* **Do this**
Using the listing below, select the lines with the word "results" and copy them.

****************

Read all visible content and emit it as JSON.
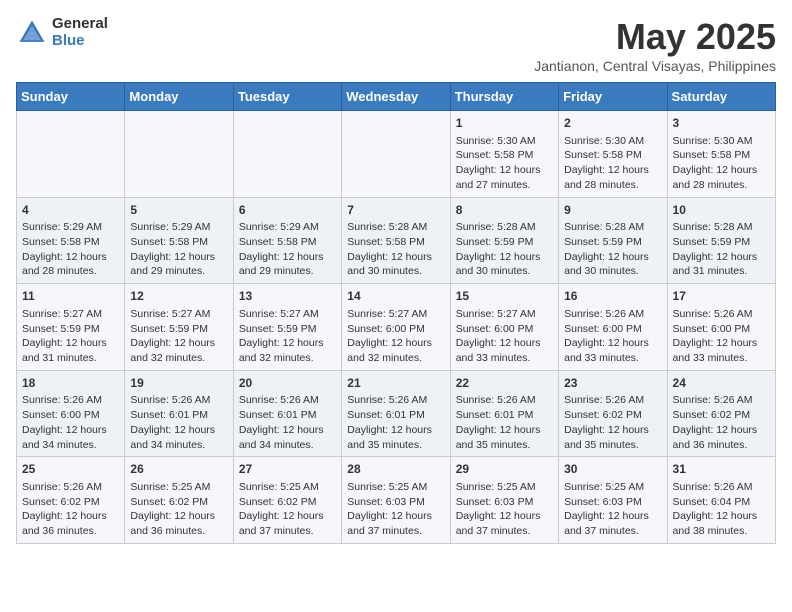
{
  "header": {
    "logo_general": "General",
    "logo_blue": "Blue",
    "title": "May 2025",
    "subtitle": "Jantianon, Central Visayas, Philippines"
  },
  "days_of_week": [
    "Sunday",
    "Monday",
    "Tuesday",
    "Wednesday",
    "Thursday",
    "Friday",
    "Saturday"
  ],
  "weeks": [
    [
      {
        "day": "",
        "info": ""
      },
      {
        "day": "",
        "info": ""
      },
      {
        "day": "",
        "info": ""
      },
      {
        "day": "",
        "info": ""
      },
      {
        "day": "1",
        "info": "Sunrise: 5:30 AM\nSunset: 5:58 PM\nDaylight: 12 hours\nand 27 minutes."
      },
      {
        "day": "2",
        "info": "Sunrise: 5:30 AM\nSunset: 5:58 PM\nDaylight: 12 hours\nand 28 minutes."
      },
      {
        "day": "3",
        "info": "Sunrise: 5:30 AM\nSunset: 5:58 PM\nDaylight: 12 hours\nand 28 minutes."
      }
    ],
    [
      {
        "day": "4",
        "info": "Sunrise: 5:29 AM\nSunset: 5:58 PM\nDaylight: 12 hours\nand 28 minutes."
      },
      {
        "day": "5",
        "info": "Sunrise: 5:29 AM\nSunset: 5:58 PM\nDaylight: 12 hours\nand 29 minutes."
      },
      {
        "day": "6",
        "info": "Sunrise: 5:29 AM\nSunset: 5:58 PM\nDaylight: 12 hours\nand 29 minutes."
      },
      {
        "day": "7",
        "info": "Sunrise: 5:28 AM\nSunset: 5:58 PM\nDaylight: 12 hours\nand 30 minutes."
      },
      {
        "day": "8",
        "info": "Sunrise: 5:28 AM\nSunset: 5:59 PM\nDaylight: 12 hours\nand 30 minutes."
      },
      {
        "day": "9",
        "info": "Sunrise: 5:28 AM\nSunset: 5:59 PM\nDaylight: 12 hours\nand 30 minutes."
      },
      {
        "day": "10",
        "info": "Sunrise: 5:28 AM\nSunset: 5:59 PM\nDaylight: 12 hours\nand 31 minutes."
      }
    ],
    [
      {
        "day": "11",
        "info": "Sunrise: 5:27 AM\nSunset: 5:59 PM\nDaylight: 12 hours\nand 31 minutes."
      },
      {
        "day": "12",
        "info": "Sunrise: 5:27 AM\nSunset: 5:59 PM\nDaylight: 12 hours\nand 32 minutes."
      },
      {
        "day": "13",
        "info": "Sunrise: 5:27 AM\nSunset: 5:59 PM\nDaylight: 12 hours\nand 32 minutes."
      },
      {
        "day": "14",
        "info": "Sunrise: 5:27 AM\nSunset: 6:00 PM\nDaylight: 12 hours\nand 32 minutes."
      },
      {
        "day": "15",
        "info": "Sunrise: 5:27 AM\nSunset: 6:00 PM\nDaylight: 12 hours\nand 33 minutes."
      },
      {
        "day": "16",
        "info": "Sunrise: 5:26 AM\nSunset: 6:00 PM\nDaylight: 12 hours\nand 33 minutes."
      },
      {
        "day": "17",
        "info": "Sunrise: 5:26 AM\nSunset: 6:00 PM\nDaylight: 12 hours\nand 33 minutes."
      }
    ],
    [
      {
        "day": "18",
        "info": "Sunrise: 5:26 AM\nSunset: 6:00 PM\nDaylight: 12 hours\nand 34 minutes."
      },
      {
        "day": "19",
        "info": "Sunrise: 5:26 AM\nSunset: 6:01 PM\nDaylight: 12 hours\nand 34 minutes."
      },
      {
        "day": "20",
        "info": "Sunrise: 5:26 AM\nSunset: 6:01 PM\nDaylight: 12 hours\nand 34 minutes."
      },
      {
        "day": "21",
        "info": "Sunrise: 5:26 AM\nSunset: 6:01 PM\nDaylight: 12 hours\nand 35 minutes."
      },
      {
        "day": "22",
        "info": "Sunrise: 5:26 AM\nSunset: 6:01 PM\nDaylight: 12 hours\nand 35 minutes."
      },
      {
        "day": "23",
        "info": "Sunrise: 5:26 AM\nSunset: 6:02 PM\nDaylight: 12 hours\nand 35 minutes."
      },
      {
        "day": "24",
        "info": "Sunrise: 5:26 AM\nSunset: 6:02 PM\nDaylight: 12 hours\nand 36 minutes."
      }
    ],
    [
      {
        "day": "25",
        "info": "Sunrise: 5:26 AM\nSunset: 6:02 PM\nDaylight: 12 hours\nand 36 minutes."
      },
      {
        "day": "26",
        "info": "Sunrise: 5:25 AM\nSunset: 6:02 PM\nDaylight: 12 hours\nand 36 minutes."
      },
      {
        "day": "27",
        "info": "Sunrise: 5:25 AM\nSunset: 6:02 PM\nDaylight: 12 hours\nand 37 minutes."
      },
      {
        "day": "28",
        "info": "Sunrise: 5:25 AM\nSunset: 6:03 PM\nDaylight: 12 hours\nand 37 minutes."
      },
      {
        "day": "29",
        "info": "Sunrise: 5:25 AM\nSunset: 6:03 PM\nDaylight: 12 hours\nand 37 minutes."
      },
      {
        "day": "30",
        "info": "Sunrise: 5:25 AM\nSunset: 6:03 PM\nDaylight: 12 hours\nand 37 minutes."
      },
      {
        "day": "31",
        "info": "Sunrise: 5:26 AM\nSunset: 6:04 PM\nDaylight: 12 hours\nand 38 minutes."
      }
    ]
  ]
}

****************

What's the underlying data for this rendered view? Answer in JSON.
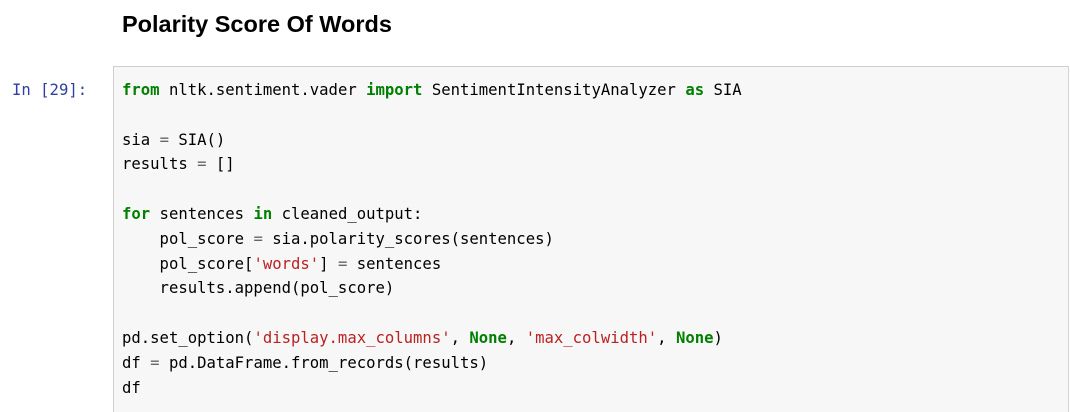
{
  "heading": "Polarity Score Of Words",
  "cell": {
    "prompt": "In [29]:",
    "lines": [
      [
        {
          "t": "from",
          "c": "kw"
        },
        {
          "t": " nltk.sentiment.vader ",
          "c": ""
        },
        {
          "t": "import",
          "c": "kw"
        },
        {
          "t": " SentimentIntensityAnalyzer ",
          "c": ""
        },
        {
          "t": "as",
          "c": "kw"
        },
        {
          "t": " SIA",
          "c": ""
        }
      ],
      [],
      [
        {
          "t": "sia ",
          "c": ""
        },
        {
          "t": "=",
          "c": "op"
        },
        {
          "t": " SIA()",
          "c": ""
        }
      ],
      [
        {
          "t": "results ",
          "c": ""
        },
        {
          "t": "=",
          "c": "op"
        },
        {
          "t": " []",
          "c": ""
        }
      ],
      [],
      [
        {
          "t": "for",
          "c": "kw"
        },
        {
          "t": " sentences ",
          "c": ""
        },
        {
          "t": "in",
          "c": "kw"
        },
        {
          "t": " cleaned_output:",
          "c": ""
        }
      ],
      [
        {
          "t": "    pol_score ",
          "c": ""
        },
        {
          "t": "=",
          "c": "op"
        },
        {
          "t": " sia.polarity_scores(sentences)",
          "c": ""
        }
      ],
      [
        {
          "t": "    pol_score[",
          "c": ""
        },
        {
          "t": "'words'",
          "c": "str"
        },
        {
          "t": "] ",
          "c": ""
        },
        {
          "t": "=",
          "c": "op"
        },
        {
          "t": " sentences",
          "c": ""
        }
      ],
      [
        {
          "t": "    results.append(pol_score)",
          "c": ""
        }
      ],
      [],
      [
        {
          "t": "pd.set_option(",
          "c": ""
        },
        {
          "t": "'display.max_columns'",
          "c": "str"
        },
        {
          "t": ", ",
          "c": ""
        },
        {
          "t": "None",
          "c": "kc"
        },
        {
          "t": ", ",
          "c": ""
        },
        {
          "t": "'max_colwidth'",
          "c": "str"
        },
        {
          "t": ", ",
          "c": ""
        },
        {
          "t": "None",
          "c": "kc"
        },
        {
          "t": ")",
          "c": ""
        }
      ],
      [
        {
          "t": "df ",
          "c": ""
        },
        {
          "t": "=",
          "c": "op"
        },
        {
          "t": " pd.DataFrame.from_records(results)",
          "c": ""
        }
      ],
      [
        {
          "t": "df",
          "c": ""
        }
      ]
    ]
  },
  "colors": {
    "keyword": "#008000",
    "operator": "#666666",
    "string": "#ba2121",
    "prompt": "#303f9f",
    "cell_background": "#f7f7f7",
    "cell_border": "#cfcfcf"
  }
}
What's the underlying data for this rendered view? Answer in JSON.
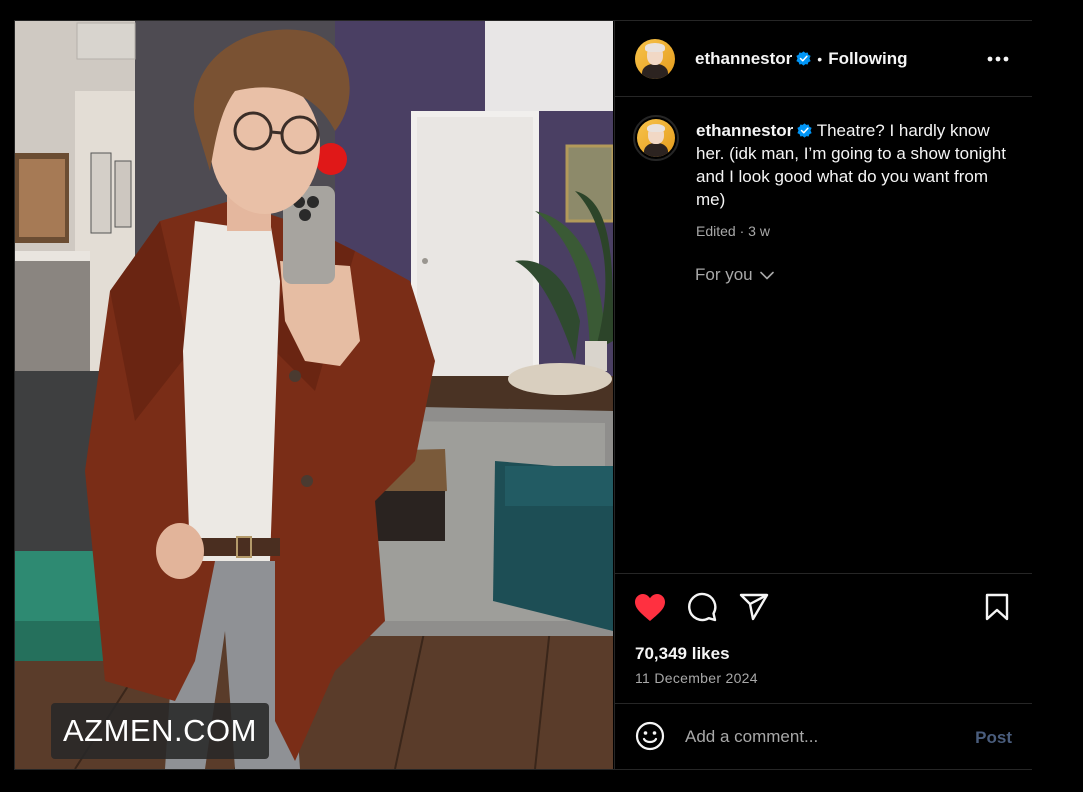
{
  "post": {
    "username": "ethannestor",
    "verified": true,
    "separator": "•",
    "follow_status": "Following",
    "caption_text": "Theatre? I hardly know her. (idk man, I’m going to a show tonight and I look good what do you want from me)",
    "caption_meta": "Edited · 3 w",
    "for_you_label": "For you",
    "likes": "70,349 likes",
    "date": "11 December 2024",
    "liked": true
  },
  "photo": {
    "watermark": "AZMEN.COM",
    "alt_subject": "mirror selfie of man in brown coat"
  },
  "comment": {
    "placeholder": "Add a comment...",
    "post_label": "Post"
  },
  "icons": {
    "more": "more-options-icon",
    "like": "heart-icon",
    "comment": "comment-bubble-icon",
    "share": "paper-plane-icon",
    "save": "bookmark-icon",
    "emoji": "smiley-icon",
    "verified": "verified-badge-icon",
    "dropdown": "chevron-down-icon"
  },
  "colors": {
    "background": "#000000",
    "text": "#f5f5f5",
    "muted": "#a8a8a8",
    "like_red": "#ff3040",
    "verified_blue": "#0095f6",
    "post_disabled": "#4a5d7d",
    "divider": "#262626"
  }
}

****************

* **Result for this exercise**
          "t": "results ",
          "t": "    results.append(pol_score)",
          "t": " pd.DataFrame.from_records(results)",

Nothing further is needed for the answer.